Given request:
Sort through the entries below and pull out lines containing the word "JSON".
— Begin Material for this task —
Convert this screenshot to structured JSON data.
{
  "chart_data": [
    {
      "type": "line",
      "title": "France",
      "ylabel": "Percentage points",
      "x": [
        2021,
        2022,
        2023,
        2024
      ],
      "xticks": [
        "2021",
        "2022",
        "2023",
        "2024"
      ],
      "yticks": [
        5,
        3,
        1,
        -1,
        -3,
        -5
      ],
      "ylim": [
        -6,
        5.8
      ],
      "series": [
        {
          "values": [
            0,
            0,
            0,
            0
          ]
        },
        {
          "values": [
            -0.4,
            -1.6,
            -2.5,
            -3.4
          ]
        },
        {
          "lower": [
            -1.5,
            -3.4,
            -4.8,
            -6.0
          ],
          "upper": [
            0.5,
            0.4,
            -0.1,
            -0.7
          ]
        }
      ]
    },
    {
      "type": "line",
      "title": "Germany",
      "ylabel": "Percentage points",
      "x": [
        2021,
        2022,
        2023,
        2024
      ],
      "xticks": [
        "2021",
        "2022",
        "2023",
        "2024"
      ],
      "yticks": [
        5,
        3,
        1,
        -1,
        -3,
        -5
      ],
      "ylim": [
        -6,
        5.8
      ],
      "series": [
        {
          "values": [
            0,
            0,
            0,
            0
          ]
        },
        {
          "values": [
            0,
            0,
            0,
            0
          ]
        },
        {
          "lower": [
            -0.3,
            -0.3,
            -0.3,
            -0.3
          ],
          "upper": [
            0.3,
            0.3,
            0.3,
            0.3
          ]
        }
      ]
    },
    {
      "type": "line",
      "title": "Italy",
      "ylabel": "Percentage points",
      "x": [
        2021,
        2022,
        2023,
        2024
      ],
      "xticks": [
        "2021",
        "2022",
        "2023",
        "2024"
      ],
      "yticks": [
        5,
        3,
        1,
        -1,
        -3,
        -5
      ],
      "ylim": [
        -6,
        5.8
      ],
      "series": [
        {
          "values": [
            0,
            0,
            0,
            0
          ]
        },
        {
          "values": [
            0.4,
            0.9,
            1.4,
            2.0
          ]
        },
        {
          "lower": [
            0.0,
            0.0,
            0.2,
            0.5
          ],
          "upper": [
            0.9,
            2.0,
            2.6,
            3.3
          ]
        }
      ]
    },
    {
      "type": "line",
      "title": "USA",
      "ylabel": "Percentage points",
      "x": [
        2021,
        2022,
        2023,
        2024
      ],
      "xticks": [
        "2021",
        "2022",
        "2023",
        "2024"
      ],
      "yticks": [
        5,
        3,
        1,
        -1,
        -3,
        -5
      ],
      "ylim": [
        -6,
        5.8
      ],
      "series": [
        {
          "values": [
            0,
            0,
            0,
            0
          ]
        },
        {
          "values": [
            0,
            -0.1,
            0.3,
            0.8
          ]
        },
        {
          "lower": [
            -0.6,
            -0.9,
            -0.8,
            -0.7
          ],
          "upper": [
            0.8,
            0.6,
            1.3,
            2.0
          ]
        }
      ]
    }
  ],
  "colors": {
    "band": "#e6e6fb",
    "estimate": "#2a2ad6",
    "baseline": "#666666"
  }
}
— End Material for this task —
— Begin Material for this task —
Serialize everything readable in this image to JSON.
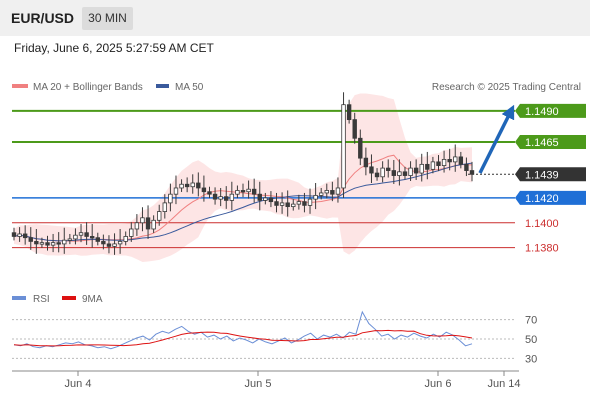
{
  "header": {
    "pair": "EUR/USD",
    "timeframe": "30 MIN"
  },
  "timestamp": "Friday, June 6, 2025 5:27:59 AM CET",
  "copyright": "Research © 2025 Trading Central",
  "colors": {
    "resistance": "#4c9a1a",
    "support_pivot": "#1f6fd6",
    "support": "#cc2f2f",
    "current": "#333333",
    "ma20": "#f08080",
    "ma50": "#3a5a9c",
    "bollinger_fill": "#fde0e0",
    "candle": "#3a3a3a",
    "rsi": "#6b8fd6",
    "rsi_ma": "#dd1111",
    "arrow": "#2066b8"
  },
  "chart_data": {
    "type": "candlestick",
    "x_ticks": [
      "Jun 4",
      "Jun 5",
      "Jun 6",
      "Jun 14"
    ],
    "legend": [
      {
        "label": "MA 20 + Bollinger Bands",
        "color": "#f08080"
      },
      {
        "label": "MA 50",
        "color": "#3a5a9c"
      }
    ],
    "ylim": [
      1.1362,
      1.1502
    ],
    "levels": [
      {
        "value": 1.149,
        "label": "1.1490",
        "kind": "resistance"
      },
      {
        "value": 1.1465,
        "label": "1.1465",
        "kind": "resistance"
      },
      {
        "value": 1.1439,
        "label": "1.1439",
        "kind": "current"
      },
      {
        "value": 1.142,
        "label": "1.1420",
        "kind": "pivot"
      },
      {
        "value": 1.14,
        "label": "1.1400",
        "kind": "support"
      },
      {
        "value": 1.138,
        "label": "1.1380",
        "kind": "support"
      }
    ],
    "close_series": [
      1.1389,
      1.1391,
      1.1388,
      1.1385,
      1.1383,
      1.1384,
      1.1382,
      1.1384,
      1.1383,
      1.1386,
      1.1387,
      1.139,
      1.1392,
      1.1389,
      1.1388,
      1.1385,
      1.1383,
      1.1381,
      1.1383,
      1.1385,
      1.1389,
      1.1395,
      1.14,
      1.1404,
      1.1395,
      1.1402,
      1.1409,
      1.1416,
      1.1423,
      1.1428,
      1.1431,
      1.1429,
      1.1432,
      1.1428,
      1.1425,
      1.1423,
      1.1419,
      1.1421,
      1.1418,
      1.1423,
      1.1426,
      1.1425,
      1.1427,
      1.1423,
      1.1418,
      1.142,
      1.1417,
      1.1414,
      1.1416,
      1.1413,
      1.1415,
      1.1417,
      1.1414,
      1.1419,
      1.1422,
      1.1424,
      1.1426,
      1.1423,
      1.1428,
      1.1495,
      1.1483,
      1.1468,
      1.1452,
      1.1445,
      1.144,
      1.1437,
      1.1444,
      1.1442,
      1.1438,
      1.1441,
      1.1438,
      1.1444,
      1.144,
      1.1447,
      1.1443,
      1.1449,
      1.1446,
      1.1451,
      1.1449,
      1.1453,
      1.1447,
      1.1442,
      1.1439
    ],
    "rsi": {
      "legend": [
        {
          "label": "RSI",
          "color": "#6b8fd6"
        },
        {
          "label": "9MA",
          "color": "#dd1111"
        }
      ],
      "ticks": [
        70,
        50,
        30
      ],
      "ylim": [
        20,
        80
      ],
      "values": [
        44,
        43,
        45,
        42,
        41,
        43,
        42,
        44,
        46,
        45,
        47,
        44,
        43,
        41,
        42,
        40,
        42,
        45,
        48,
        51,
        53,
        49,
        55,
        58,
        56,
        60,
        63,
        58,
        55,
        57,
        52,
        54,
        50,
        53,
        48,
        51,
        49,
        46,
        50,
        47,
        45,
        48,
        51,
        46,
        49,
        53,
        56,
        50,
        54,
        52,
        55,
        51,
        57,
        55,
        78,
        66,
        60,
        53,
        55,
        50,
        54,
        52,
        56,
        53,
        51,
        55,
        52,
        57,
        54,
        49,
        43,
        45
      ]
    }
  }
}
— End Material for this task —
— Begin Material for this task —
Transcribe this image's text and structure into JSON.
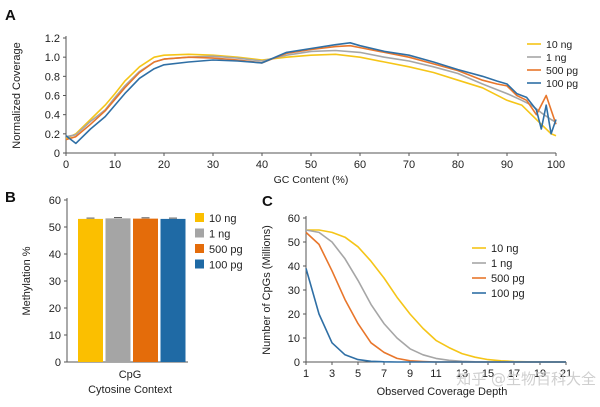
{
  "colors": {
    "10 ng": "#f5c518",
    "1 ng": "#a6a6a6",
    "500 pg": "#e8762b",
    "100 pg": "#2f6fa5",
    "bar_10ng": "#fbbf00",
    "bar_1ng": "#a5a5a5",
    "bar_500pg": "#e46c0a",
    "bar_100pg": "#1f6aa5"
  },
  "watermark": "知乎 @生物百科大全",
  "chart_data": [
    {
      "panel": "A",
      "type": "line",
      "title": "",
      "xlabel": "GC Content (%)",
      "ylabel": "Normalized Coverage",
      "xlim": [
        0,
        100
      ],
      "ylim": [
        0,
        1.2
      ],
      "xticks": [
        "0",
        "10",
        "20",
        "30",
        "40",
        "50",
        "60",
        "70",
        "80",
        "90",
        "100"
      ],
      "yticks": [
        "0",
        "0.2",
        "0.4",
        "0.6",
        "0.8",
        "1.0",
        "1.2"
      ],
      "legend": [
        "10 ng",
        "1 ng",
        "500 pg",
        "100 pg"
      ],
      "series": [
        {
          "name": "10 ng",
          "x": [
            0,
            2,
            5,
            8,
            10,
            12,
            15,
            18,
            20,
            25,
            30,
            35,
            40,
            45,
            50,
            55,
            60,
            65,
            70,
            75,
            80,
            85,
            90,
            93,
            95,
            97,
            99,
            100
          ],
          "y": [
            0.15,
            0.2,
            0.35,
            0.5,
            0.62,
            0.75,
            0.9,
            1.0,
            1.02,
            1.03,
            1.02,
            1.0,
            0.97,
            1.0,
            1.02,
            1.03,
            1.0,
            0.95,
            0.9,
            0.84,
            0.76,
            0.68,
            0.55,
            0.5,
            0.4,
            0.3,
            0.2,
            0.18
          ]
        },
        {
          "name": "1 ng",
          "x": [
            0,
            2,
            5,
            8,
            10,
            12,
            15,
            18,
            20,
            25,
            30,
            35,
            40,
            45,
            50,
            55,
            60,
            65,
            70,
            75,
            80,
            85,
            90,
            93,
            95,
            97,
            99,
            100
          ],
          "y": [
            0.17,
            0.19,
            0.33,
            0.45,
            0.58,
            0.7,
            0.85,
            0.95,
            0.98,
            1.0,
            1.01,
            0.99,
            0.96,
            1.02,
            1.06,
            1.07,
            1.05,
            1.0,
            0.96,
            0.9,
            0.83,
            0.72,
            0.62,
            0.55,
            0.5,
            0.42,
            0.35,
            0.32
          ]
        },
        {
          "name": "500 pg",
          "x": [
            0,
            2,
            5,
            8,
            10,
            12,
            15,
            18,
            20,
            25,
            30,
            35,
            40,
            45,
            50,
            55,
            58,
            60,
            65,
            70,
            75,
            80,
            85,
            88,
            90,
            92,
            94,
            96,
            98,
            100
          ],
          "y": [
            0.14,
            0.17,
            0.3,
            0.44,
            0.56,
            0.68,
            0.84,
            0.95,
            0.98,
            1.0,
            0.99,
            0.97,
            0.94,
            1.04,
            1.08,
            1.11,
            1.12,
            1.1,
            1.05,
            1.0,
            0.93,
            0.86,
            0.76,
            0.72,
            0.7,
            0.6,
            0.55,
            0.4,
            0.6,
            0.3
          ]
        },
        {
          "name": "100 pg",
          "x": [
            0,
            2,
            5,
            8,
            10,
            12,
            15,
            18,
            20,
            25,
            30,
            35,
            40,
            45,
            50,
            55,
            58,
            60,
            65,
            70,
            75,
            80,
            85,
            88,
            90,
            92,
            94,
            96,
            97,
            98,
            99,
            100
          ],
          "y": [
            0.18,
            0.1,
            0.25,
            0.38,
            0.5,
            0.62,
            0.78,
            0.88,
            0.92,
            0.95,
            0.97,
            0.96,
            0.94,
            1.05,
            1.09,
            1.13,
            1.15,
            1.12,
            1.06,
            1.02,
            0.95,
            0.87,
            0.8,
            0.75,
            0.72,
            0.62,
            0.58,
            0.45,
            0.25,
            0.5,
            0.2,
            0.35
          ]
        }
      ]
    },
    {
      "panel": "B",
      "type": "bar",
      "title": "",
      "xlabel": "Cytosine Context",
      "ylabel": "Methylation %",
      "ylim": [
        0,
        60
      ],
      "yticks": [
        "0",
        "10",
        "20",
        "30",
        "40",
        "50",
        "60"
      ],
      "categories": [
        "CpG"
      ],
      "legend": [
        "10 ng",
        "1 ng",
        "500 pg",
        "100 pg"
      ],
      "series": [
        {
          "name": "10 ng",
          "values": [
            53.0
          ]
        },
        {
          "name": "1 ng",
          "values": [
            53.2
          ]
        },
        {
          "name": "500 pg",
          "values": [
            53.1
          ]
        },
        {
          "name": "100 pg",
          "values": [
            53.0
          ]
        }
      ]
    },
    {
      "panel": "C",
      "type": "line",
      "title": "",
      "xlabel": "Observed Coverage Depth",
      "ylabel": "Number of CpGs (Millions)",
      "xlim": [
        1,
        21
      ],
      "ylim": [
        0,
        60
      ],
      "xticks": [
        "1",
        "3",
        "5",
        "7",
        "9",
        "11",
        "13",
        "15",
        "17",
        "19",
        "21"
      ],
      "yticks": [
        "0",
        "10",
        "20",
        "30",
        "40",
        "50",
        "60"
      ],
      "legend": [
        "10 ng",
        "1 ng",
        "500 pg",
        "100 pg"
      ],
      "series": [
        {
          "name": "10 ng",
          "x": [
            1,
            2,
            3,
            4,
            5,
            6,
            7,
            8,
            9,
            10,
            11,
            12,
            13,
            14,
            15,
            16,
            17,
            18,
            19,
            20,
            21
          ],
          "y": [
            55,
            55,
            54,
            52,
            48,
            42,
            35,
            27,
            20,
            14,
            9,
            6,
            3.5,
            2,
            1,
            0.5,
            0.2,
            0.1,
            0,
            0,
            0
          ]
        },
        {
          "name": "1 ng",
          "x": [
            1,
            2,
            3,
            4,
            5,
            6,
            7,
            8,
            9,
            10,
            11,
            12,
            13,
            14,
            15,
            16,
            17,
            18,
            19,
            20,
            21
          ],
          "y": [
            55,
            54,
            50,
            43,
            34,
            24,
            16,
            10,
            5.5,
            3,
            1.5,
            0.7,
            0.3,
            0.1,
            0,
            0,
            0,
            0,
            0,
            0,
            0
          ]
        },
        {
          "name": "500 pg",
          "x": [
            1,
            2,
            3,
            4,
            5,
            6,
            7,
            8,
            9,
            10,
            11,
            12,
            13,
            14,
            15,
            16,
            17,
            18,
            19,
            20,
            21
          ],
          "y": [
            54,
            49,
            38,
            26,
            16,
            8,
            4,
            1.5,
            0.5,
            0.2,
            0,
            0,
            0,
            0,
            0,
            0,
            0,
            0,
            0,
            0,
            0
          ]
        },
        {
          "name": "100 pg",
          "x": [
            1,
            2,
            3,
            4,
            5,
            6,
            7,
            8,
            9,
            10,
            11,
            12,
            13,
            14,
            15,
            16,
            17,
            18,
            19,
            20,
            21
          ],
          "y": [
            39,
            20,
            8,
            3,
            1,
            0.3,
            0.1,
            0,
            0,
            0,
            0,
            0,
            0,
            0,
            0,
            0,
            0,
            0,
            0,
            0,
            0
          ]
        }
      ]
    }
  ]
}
— End Material for this task —
Exercise answer:
Convert this screenshot to structured JSON data.
Serialize everything readable in this image to JSON.
Transcribe this image's text and structure into JSON.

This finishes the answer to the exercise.